-------- Textauszug

4.1.1 Allgemeines und Anordnung der Aussteifungselemente

Die räumliche Stabilität und die Standsicherheit gemauerter Bauwerke und Bauteile sind durch aussteifende Wände und Decken oder durch andere Maßnahmen (z. B. Rahmen) zu gewährleisten. Einwirkungen infolge Wind sind nach DIN EN 1991-1-4/NA zu berücksichtigen. Hinsichtlich des einwirkenden Erddrucks ist DIN EN 1997-1/NA zu beachten. Die im Hochbau wirkenden Nutzlasten sind in DIN EN 1991-1-1/NA geregelt.

Die Gesamtstabilität eines Bauwerks ist im Allgemeinen in Richtung der Hauptachsen des Grundrisses zu untersuchen, wobei bei rechteckigen Grundrissen die Windlasten getrennt in beiden Richtungen senkrecht zu den Außenwänden angesetzt werden dürfen. Das Gebäude muss in beiden Richtungen durch eine ausreichende Anzahl von Wänden ausgesteift sein, um Windlasten sowie Horizontallasten aus der Lotabweichung des Gebäudes und infolge Erddrucks aufzunehmen. Die Wände werden hierbei in ihrer Ebene als Scheibe beansprucht.

Zur Einleitung der Horizontallasten in die aussteifenden Wände sind ausreichend steife Decken erforderlich. Da Geschossdecken des Wohnungsbaus heute hauptsächlich in Ortbeton oder mit Betonfertigteilen hergestellt werden, die durch Ringbalken, Ringanker und Fugenbewehrung zu einer Scheibe zusammengefasst sind, ist diese Voraussetzung im Regelfall erfüllt. Bei entsprechender Ausbildung können auch Holzbalkendecken als aussteifende Scheiben angesehen werden. Hierbei muss jedoch sichergestellt sein, dass die Wände in Höhe der Decken seitlich gehalten sind und die Scheibenwirkung der Holzbalkendecke durch die Wände nicht unterbrochen wird. Der Anschluss der Holzbalkendecke an die Mauerwerkswand muss die auftretenden Kräfte aufnehmen können. Bei Gebäuden mit Geschoßdecken, die in ihrer Ebene keine Horizontallasten übertragen können, muss gewährleistet sein, dass in beiden Richtungen eine ausreichende Anzahl von gleichmäßig im Gebäudegrundriss verteilten Wänden vorhanden ist. Zudem müssen dann Ringbalken die Horizontallasten auf die aussteifenden Wände weiterleiten können.

----------------

(Aufgabe A): In welcher Norm sind laut dem Textauszug die im Hochbau wirkenden Nutzlasten geregelt?
(Aufgabe B): Schreiben Sie die Stelle aus dem Textauszug wortgetreu ab, die mit „4.1.1 Allgemeines und“ beginnt und mit „EN 1991-1-1/NA geregelt.“ endet.

-------- Datensätze

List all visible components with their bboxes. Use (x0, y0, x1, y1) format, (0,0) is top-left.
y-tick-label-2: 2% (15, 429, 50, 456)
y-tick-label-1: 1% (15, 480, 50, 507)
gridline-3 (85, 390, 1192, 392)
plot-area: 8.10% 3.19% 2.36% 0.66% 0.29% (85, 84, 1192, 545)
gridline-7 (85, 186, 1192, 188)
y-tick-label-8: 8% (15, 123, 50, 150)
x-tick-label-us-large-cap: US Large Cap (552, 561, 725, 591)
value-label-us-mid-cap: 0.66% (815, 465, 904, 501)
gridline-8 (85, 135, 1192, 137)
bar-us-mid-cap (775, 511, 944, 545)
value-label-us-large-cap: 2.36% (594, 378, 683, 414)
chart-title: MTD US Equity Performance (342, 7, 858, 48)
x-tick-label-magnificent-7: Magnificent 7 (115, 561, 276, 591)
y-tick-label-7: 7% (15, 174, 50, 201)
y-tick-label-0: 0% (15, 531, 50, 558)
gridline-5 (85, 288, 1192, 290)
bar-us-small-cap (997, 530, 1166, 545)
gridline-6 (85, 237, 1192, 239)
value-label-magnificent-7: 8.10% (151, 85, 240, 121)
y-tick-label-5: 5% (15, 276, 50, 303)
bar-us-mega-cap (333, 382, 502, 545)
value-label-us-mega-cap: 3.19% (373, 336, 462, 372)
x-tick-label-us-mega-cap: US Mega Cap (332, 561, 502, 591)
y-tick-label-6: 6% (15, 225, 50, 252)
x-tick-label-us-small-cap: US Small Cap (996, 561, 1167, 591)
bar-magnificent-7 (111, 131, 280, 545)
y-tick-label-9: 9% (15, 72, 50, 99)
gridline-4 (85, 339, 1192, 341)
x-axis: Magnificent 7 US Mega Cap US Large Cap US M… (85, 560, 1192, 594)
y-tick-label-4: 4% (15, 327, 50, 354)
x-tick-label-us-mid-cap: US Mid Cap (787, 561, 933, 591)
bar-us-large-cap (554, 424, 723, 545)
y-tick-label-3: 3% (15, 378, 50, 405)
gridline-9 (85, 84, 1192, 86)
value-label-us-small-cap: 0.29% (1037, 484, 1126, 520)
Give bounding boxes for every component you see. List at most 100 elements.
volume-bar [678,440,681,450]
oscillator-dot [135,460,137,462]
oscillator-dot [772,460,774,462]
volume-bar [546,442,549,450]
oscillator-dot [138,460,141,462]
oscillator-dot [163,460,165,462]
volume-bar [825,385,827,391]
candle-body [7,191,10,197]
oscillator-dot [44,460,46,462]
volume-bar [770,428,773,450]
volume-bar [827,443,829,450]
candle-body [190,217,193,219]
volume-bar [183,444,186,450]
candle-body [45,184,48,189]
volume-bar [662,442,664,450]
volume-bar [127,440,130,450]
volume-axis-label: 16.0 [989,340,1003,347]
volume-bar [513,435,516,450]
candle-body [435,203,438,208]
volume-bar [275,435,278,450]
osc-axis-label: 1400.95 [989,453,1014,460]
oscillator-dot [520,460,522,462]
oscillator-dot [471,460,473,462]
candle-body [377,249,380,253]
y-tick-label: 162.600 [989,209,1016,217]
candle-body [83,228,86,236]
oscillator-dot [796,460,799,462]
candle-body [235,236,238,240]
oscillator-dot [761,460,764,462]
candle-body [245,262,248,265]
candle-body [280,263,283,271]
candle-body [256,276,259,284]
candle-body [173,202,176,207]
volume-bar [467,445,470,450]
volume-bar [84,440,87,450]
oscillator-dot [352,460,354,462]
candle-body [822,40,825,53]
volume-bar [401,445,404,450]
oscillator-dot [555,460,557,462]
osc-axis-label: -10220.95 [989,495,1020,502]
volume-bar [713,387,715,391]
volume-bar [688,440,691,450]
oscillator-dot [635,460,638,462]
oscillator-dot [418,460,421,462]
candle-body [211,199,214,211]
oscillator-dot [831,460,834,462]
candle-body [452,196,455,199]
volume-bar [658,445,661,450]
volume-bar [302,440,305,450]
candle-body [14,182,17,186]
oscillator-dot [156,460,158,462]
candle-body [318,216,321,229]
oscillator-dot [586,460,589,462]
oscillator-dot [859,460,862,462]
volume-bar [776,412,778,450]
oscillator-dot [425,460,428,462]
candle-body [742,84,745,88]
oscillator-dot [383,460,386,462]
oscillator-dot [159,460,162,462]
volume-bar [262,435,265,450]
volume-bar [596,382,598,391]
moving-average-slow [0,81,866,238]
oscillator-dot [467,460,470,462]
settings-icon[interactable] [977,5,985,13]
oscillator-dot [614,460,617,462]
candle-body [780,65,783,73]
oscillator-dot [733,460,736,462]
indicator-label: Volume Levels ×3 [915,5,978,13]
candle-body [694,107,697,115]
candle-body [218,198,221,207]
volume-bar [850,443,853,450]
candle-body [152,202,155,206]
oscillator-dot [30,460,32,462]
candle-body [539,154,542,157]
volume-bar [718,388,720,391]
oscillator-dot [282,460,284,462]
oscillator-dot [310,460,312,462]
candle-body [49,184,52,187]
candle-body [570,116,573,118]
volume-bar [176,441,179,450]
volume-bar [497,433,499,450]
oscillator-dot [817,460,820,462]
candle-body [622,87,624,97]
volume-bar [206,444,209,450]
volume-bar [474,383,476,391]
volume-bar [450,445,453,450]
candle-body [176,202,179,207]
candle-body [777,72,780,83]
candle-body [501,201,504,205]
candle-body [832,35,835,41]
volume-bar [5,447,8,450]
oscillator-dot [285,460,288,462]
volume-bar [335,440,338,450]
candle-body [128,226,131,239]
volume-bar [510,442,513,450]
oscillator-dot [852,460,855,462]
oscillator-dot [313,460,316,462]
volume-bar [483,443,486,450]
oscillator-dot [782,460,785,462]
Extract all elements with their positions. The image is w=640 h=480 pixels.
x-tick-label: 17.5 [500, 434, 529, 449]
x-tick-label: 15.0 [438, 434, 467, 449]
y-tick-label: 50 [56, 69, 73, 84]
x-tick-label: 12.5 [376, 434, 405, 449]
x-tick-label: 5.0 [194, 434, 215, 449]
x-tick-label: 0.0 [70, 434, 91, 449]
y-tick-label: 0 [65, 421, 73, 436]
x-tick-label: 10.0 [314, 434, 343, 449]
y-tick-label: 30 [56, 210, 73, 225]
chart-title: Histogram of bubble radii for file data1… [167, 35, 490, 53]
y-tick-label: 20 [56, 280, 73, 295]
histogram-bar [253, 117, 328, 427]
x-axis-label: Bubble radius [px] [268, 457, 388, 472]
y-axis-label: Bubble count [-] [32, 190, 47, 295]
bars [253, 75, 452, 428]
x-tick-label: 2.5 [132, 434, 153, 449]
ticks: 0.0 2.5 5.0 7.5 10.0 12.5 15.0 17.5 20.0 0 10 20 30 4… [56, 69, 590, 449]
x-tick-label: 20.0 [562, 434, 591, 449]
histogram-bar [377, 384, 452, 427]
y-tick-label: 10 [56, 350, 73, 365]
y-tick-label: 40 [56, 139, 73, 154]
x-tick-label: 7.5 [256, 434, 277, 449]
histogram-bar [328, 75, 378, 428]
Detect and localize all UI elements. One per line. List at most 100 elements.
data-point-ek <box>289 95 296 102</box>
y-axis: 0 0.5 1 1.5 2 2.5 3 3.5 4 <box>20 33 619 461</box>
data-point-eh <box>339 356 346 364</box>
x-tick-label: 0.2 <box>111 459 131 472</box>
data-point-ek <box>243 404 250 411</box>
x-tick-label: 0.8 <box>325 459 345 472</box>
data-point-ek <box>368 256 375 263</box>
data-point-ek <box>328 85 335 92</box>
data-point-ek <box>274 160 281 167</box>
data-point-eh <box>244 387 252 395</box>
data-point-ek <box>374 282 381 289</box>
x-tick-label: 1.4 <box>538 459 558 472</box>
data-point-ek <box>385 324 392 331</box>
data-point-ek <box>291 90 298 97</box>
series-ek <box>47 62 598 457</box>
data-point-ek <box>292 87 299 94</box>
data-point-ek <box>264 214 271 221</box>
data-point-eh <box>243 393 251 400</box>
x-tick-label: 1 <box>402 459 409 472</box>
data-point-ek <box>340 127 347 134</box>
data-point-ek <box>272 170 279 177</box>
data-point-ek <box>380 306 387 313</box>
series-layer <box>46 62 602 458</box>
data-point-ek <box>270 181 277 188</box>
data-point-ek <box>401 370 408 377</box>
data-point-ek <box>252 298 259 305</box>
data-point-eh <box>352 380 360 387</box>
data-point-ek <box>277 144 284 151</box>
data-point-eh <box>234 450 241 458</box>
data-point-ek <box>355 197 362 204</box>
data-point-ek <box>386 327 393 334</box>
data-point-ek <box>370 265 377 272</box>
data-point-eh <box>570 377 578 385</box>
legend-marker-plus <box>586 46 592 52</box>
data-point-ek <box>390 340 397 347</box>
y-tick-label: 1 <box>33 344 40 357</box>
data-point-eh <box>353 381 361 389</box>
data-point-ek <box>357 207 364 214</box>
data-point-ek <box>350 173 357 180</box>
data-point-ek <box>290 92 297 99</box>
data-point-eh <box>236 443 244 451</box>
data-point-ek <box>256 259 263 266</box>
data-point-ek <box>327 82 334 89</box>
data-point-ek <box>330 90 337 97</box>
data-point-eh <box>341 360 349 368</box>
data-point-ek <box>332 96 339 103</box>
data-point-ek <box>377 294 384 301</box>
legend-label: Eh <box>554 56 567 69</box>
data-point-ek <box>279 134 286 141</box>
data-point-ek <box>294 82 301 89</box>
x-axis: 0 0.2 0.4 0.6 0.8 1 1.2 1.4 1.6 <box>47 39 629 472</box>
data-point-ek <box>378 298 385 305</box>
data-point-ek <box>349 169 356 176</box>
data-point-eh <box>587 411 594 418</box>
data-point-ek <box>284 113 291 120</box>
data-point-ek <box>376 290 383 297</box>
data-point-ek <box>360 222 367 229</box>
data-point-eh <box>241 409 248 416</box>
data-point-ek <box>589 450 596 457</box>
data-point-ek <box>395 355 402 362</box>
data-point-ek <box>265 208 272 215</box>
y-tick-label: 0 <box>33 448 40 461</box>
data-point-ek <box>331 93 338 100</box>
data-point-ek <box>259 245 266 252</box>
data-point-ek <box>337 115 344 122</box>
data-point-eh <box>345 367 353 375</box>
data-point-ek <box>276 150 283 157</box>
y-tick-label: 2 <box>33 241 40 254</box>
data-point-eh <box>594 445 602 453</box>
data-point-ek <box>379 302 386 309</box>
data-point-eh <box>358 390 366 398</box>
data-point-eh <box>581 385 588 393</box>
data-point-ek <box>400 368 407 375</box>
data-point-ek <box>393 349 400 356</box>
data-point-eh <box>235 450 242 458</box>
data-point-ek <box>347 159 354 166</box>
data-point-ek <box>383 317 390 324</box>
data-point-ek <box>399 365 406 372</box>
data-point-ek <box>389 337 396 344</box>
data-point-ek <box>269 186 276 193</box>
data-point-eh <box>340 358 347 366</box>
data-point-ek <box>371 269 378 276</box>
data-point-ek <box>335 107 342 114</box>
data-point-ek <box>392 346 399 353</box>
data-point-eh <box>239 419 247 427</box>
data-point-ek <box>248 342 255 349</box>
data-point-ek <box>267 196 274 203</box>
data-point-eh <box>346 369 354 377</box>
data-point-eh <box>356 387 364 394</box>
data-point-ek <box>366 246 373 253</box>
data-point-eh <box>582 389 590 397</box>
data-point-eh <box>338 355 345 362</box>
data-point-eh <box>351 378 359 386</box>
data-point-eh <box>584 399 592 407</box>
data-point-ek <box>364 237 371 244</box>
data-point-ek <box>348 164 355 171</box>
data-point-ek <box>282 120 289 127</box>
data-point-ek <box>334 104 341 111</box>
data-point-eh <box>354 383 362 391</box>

----------------

(Musterlösung A): In DIN EN 1991-1-1/NA.

(Musterlösung B):
4.1.1 Allgemeines und Anordnung der Aussteifungselemente

Die räumliche Stabilität und die Standsicherheit gemauerter Bauwerke und Bauteile sind durch aussteifende Wände und Decken oder durch andere Maßnahmen (z. B. Rahmen) zu gewährleisten. Einwirkungen infolge Wind sind nach DIN EN 1991-1-4/NA zu berücksichtigen. Hinsichtlich des einwirkenden Erddrucks ist DIN EN 1997-1/NA zu beachten. Die im Hochbau wirkenden Nutzlasten sind in DIN EN 1991-1-1/NA geregelt.